[START Data rows]

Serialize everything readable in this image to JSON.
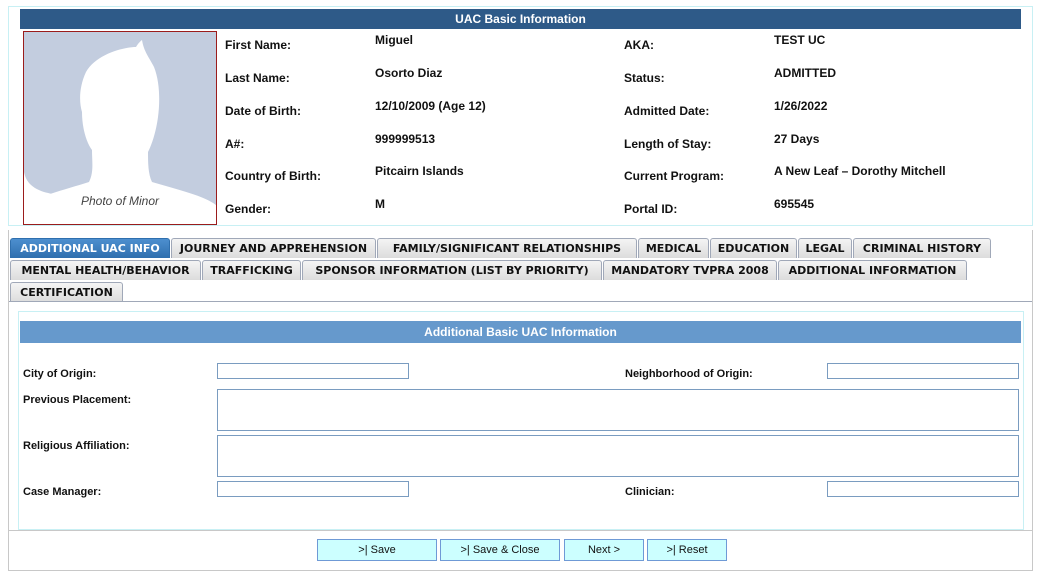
{
  "header": {
    "title": "UAC Basic Information"
  },
  "photo": {
    "caption": "Photo of Minor"
  },
  "left_fields": [
    {
      "label": "First Name:",
      "value": "Miguel"
    },
    {
      "label": "Last Name:",
      "value": "Osorto Diaz"
    },
    {
      "label": "Date of Birth:",
      "value": "12/10/2009 (Age 12)"
    },
    {
      "label": "A#:",
      "value": "999999513"
    },
    {
      "label": "Country of Birth:",
      "value": "Pitcairn Islands"
    },
    {
      "label": "Gender:",
      "value": "M"
    }
  ],
  "right_fields": [
    {
      "label": "AKA:",
      "value": "TEST UC"
    },
    {
      "label": "Status:",
      "value": "ADMITTED"
    },
    {
      "label": "Admitted Date:",
      "value": "1/26/2022"
    },
    {
      "label": "Length of Stay:",
      "value": "27 Days"
    },
    {
      "label": "Current Program:",
      "value": "A New Leaf – Dorothy Mitchell"
    },
    {
      "label": "Portal ID:",
      "value": "695545"
    }
  ],
  "tabs": [
    "ADDITIONAL UAC INFO",
    "JOURNEY AND APPREHENSION",
    "FAMILY/SIGNIFICANT RELATIONSHIPS",
    "MEDICAL",
    "EDUCATION",
    "LEGAL",
    "CRIMINAL HISTORY",
    "MENTAL HEALTH/BEHAVIOR",
    "TRAFFICKING",
    "SPONSOR INFORMATION (LIST BY PRIORITY)",
    "MANDATORY TVPRA 2008",
    "ADDITIONAL INFORMATION",
    "CERTIFICATION"
  ],
  "active_tab": "ADDITIONAL UAC INFO",
  "section": {
    "title": "Additional Basic UAC Information"
  },
  "form": {
    "city_of_origin": {
      "label": "City of Origin:",
      "value": ""
    },
    "neighborhood_of_origin": {
      "label": "Neighborhood of Origin:",
      "value": ""
    },
    "previous_placement": {
      "label": "Previous Placement:",
      "value": ""
    },
    "religious_affiliation": {
      "label": "Religious Affiliation:",
      "value": ""
    },
    "case_manager": {
      "label": "Case Manager:",
      "value": ""
    },
    "clinician": {
      "label": "Clinician:",
      "value": ""
    }
  },
  "buttons": {
    "save": ">| Save",
    "save_close": ">| Save & Close",
    "next": "Next >",
    "reset": ">| Reset"
  },
  "colors": {
    "header": "#2e5a88",
    "section": "#6699cc",
    "active_tab": "#2f6fae",
    "button": "#ccffff"
  }
}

[END Data rows]

→ **Your objective**: Every record above must be given again exactly; drop the pictures.

→ **Written answer**:
Serialize everything readable in this image to JSON.
{
  "header": {
    "title": "UAC Basic Information"
  },
  "photo": {
    "caption": "Photo of Minor"
  },
  "left_fields": [
    {
      "label": "First Name:",
      "value": "Miguel"
    },
    {
      "label": "Last Name:",
      "value": "Osorto Diaz"
    },
    {
      "label": "Date of Birth:",
      "value": "12/10/2009 (Age 12)"
    },
    {
      "label": "A#:",
      "value": "999999513"
    },
    {
      "label": "Country of Birth:",
      "value": "Pitcairn Islands"
    },
    {
      "label": "Gender:",
      "value": "M"
    }
  ],
  "right_fields": [
    {
      "label": "AKA:",
      "value": "TEST UC"
    },
    {
      "label": "Status:",
      "value": "ADMITTED"
    },
    {
      "label": "Admitted Date:",
      "value": "1/26/2022"
    },
    {
      "label": "Length of Stay:",
      "value": "27 Days"
    },
    {
      "label": "Current Program:",
      "value": "A New Leaf – Dorothy Mitchell"
    },
    {
      "label": "Portal ID:",
      "value": "695545"
    }
  ],
  "tabs": [
    "ADDITIONAL UAC INFO",
    "JOURNEY AND APPREHENSION",
    "FAMILY/SIGNIFICANT RELATIONSHIPS",
    "MEDICAL",
    "EDUCATION",
    "LEGAL",
    "CRIMINAL HISTORY",
    "MENTAL HEALTH/BEHAVIOR",
    "TRAFFICKING",
    "SPONSOR INFORMATION (LIST BY PRIORITY)",
    "MANDATORY TVPRA 2008",
    "ADDITIONAL INFORMATION",
    "CERTIFICATION"
  ],
  "active_tab": "ADDITIONAL UAC INFO",
  "section": {
    "title": "Additional Basic UAC Information"
  },
  "form": {
    "city_of_origin": {
      "label": "City of Origin:",
      "value": ""
    },
    "neighborhood_of_origin": {
      "label": "Neighborhood of Origin:",
      "value": ""
    },
    "previous_placement": {
      "label": "Previous Placement:",
      "value": ""
    },
    "religious_affiliation": {
      "label": "Religious Affiliation:",
      "value": ""
    },
    "case_manager": {
      "label": "Case Manager:",
      "value": ""
    },
    "clinician": {
      "label": "Clinician:",
      "value": ""
    }
  },
  "buttons": {
    "save": ">| Save",
    "save_close": ">| Save & Close",
    "next": "Next >",
    "reset": ">| Reset"
  },
  "colors": {
    "header": "#2e5a88",
    "section": "#6699cc",
    "active_tab": "#2f6fae",
    "button": "#ccffff"
  }
}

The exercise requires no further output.